STATED PROBLEM
Gather every line of the entries below that contains the word "around", and copy each one in full.
───── DATASET ─────
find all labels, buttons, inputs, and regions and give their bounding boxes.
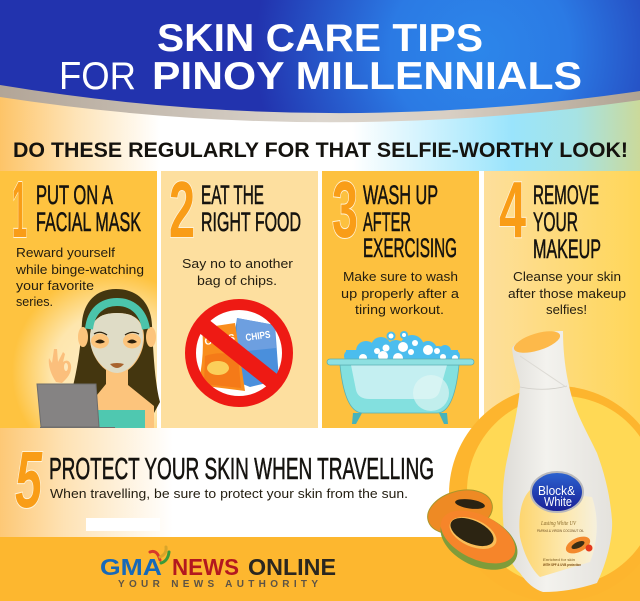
logo: GMA News Online: NEWS (172, 554, 239, 580)
body text 3: up properly after a (341, 286, 460, 301)
panel: tip 5 (0, 428, 640, 537)
laptop (37, 384, 115, 429)
body text 3: tiring workout. (355, 302, 444, 317)
heading 2 (201, 180, 301, 237)
hand (49, 349, 71, 383)
title: PINOY MILLENNIALS (152, 55, 582, 98)
body text 1: Reward yourself (16, 245, 115, 260)
subtitle: DO THESE REGULARLY FOR THAT SELFIE-WORTHY LOOK! (13, 138, 628, 162)
body text 3 (341, 269, 460, 317)
header banner (0, 0, 640, 122)
panel: tip 1 (0, 165, 160, 429)
title: SKIN CARE TIPS (157, 17, 483, 60)
logo: GMA News Online: GMA (100, 554, 162, 580)
title: FOR (59, 55, 136, 98)
body text 2: Say no to another (182, 256, 294, 271)
heading 1: FACIAL MASK (36, 207, 141, 237)
page background (0, 80, 640, 171)
body text 1: your favorite (16, 278, 94, 293)
icon: no chips sign (190, 304, 288, 402)
number 4: 4 (499, 165, 526, 254)
icon: bathtub (327, 331, 474, 424)
heading 3: EXERCISING (363, 233, 457, 263)
body text 1 (15, 245, 144, 309)
orange chip bag: CHIPS (204, 333, 236, 348)
body text 3: Make sure to wash (343, 269, 458, 284)
bottle label: Lasting White UV (540, 521, 577, 527)
body text 2: bag of chips. (197, 273, 277, 288)
body text 5: When travelling, be sure to protect your skin from the sun. (50, 486, 408, 501)
body text 1: while binge-watching (15, 262, 144, 277)
number 3: 3 (332, 165, 358, 254)
bubbles (344, 331, 460, 363)
front half (431, 500, 527, 581)
panel: tip 3 (322, 165, 479, 429)
panel: tip 1: 1 (12, 165, 27, 254)
bottle label (519, 472, 597, 577)
heading 2: EAT THE (201, 180, 264, 210)
body text 4: selfies! (546, 302, 587, 317)
icon: GMA heart (150, 547, 169, 563)
illustration: woman with face mask (37, 289, 160, 429)
heading 4 (533, 180, 601, 264)
bottle label: WITH SPF & UVB protection (543, 563, 581, 567)
panel: tip 4 (484, 165, 640, 429)
logo: GMA News Online: ONLINE (248, 554, 336, 580)
body text 2 (182, 256, 294, 288)
blue chip bag: CHIPS (245, 330, 271, 344)
number 5: 5 (15, 435, 43, 524)
product: papaya (423, 483, 527, 581)
body text 1: series. (16, 294, 53, 309)
heading 1: PUT ON A (36, 180, 113, 210)
product: lotion bottle (503, 327, 612, 592)
heading 3: AFTER (363, 207, 411, 237)
logo: GMA News Online: YOUR NEWS AUTHORITY (118, 579, 318, 590)
footer band (0, 537, 640, 601)
panel: tip 2 (161, 165, 318, 429)
body text 4: after those makeup (508, 286, 626, 301)
product circle (449, 386, 640, 601)
body text 4: Cleanse your skin (513, 269, 621, 284)
heading 2: RIGHT FOOD (201, 207, 301, 237)
body text 4 (508, 269, 626, 317)
heading 3 (363, 180, 457, 263)
bottle label: Enriched for skin (543, 558, 575, 562)
brand oval: White (544, 494, 572, 509)
heading 3: WASH UP (363, 180, 438, 210)
back half (423, 483, 497, 541)
heading 1 (36, 180, 141, 237)
brand oval (531, 472, 583, 512)
logo: GMA News Online (100, 547, 336, 590)
title (59, 17, 582, 98)
heading 4: YOUR (533, 207, 578, 237)
number 2: 2 (169, 165, 195, 254)
bottle label: PAPAYA & VIRGIN COCONUT OIL (537, 528, 585, 533)
brand oval: Block& (538, 483, 575, 498)
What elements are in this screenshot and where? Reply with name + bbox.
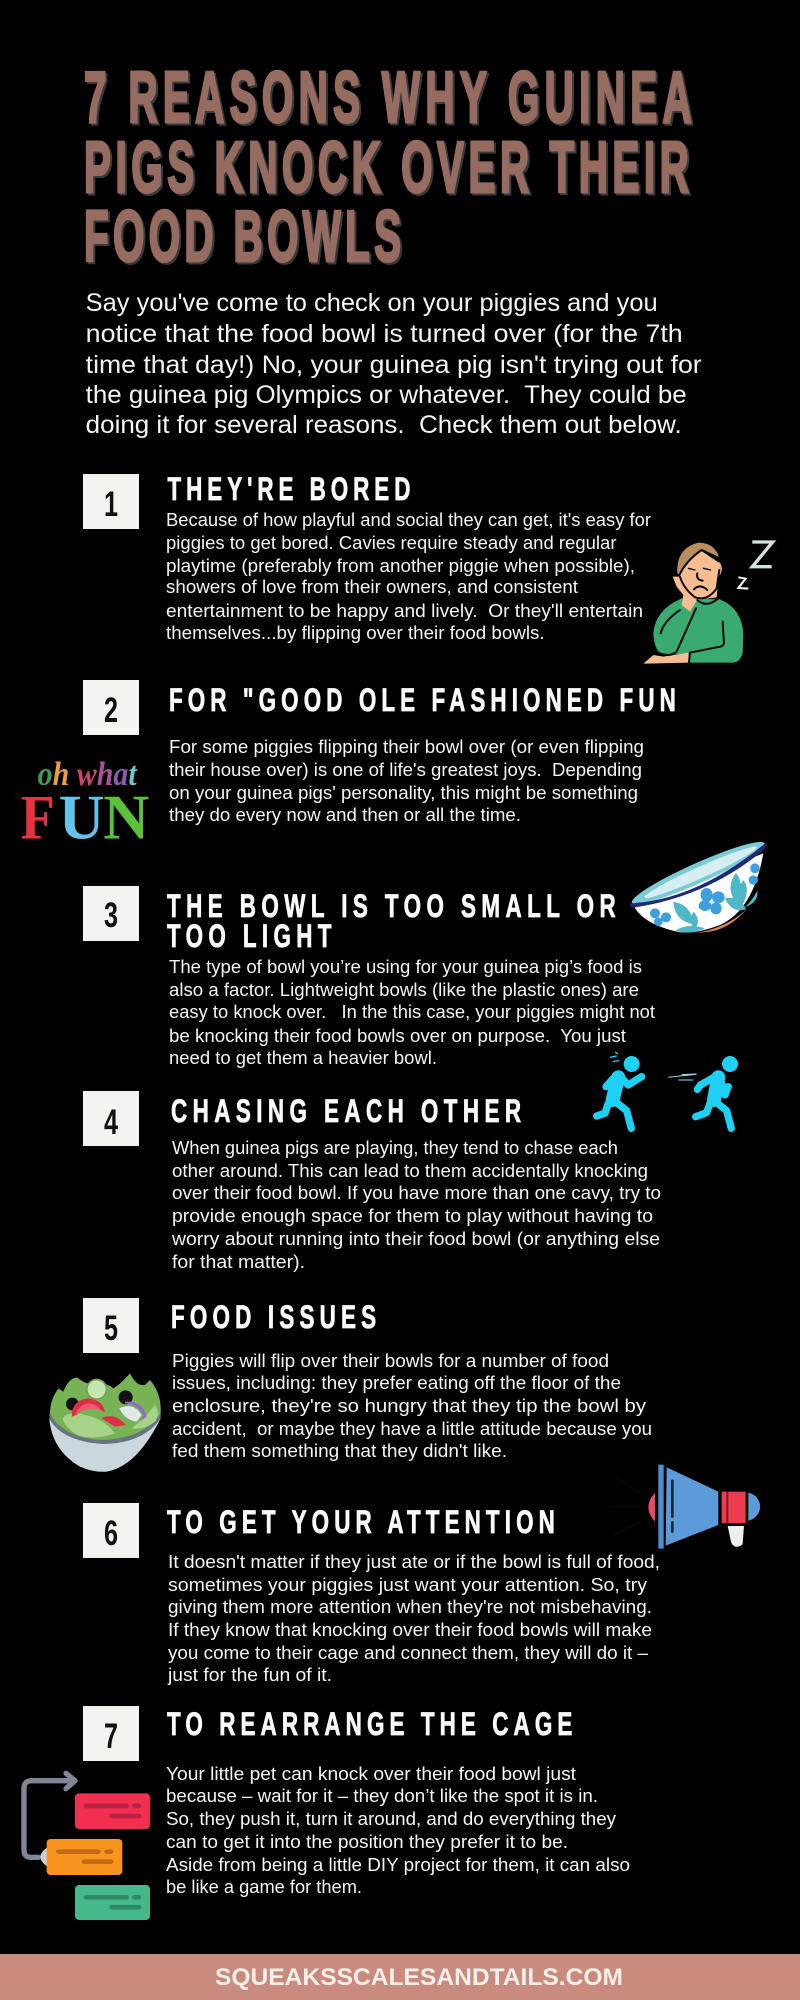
body text 6: If they know that knocking over their food bowls will make — [168, 1619, 652, 1640]
panel: reason 3 — [83, 834, 769, 1068]
panel: reason 7 — [24, 1706, 630, 1920]
number badge 4 — [83, 1091, 139, 1146]
number badge 1: 1 — [104, 485, 118, 524]
icon: oh what fun lettering: U — [59, 782, 105, 852]
body text 6: sometimes your piggies just want your attention. So, try — [168, 1574, 648, 1595]
body text 7: Your little pet can knock over their food bowl just — [166, 1763, 576, 1784]
icon: bored man — [643, 542, 773, 664]
body text 5 — [172, 1350, 652, 1461]
body text 6: It doesn't matter if they just ate or if the bowl is full of food, — [168, 1551, 660, 1572]
number badge 5: 5 — [104, 1309, 118, 1348]
panel: reason 4 — [83, 1052, 738, 1272]
intro text — [86, 289, 702, 439]
icon: salad bowl — [49, 1373, 161, 1472]
panel: reason 1 — [83, 471, 773, 664]
body text 4: worry about running into their food bowl (or anything else — [171, 1228, 660, 1249]
body text 5: fed them something that they didn't like. — [172, 1440, 507, 1461]
body text 7: can to get it into the position they prefer it to be. — [166, 1831, 568, 1852]
body text 3: easy to knock over. In the this case, your piggies might not — [169, 1001, 655, 1022]
number badge 7 — [83, 1706, 139, 1761]
title: PIGS KNOCK OVER THEIR — [84, 128, 689, 208]
title: FOOD BOWLS — [84, 197, 401, 277]
body text 5: Piggies will flip over their bowls for a number of food — [172, 1350, 609, 1371]
body text 1: piggies to get bored. Cavies require steady and regular — [166, 532, 616, 553]
number badge 2: 2 — [104, 691, 118, 730]
body text 1: Because of how playful and social they can get, it's easy for — [166, 509, 651, 530]
panel: reason 6 — [83, 1465, 760, 1685]
body text 3 — [169, 956, 655, 1068]
body text 6: just for the fun of it. — [167, 1664, 332, 1685]
intro text: doing it for several reasons. Check them out below. — [86, 411, 682, 439]
number badge 6: 6 — [104, 1514, 118, 1553]
body text 1: playtime (preferably from another piggie when possible), — [166, 555, 635, 576]
heading 4: CHASING EACH OTHER — [171, 1093, 521, 1129]
intro text: the guinea pig Olympics or whatever. They could be — [86, 381, 687, 409]
intro text: notice that the food bowl is turned over (for the 7th — [86, 320, 683, 348]
body text 7: So, they push it, turn it around, and do everything they — [166, 1808, 617, 1829]
icon: oh what fun lettering — [21, 756, 149, 852]
body text 4: provide enough space for them to play without having to — [172, 1205, 653, 1226]
icon: tilted patterned bowl — [628, 834, 769, 933]
body text 3: also a factor. Lightweight bowls (like the plastic ones) are — [169, 979, 639, 1000]
body text 1: themselves...by flipping over their food bowls. — [166, 622, 545, 643]
body text 7: because – wait for it – they don’t like the spot it is in. — [166, 1785, 598, 1806]
intro text: time that day!) No, your guinea pig isn't trying out for — [86, 351, 702, 379]
body text 4 — [171, 1137, 661, 1272]
body text 3: be knocking their food bowls over on purpose. You just — [169, 1025, 626, 1046]
heading 5: FOOD ISSUES — [171, 1299, 376, 1335]
body text 7 — [166, 1763, 630, 1897]
body text 2: on your guinea pigs' personality, this might be something — [169, 782, 638, 803]
number badge 4: 4 — [104, 1103, 118, 1142]
icon: oh what fun lettering: N — [103, 782, 149, 852]
body text 4: over their food bowl. If you have more than one cavy, try to — [172, 1182, 661, 1203]
body text 2: they do every now and then or all the time. — [169, 804, 521, 825]
icon: oh what fun lettering: F — [21, 782, 55, 852]
body text 5: accident, or maybe they have a little attitude because you — [172, 1418, 652, 1439]
number badge 6 — [83, 1503, 139, 1558]
icon: megaphone — [610, 1465, 760, 1549]
heading 2: FOR "GOOD OLE FASHIONED FUN — [169, 682, 676, 718]
body text 5: issues, including: they prefer eating off the floor of the — [172, 1372, 621, 1393]
panel: reason 5 — [49, 1298, 652, 1472]
footer banner: SQUEAKSSCALESANDTAILS.COM — [215, 1964, 623, 1991]
body text 3: need to get them a heavier bowl. — [169, 1047, 437, 1068]
heading 3: THE BOWL IS TOO SMALL OR — [167, 888, 616, 924]
body text 1 — [166, 509, 651, 643]
icon: oh what fun lettering: oh what — [38, 756, 138, 793]
heading 7: TO REARRANGE THE CAGE — [167, 1706, 572, 1742]
heading 3 — [167, 888, 616, 954]
body text 1: showers of love from their owners, and consistent — [166, 576, 578, 597]
body text 2 — [169, 736, 644, 825]
number badge 3: 3 — [104, 896, 118, 935]
body text 4: for that matter). — [172, 1251, 305, 1272]
heading 6: TO GET YOUR ATTENTION — [167, 1504, 555, 1540]
body text 3: The type of bowl you’re using for your guinea pig’s food is — [169, 956, 642, 977]
number badge 1 — [83, 474, 139, 529]
number badge 5 — [83, 1298, 139, 1353]
title — [84, 58, 692, 277]
body text 7: Aside from being a little DIY project for them, it can also — [166, 1854, 630, 1875]
body text 6: you come to their cage and connect them, they will do it – — [168, 1642, 649, 1663]
number badge 3 — [83, 886, 139, 941]
icon: rearranged cards with arrow — [24, 1773, 150, 1920]
body text 2: For some piggies flipping their bowl over (or even flipping — [169, 736, 644, 757]
body text 5: enclosure, they're so hungry that they tip the bowl by — [172, 1395, 647, 1416]
intro text: Say you've come to check on your piggies and you — [86, 289, 658, 317]
footer banner — [0, 1954, 800, 2000]
number badge 7: 7 — [104, 1717, 118, 1756]
title: 7 REASONS WHY GUINEA — [84, 58, 692, 138]
body text 7: be like a game for them. — [166, 1876, 362, 1897]
heading 3: TOO LIGHT — [167, 918, 332, 954]
body text 4: When guinea pigs are playing, they tend to chase each — [172, 1137, 618, 1158]
body text 6 — [167, 1551, 660, 1685]
icon: two running figures — [597, 1052, 738, 1128]
heading 1: THEY'RE BORED — [168, 471, 410, 507]
body text 6: giving them more attention when they're not misbehaving. — [168, 1596, 652, 1617]
body text 4: other around. This can lead to them accidentally knocking — [172, 1160, 648, 1181]
body text 2: their house over) is one of life's greatest joys. Depending — [169, 759, 642, 780]
number badge 2 — [83, 680, 139, 735]
panel: reason 2 — [21, 680, 676, 852]
body text 1: entertainment to be happy and lively. Or they'll entertain — [166, 600, 643, 621]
─────
RESULT BELOW
body text 7: So, they push it, turn it around, and do everything they — [166, 1808, 617, 1829]
body text 4: other around. This can lead to them accidentally knocking — [172, 1160, 648, 1181]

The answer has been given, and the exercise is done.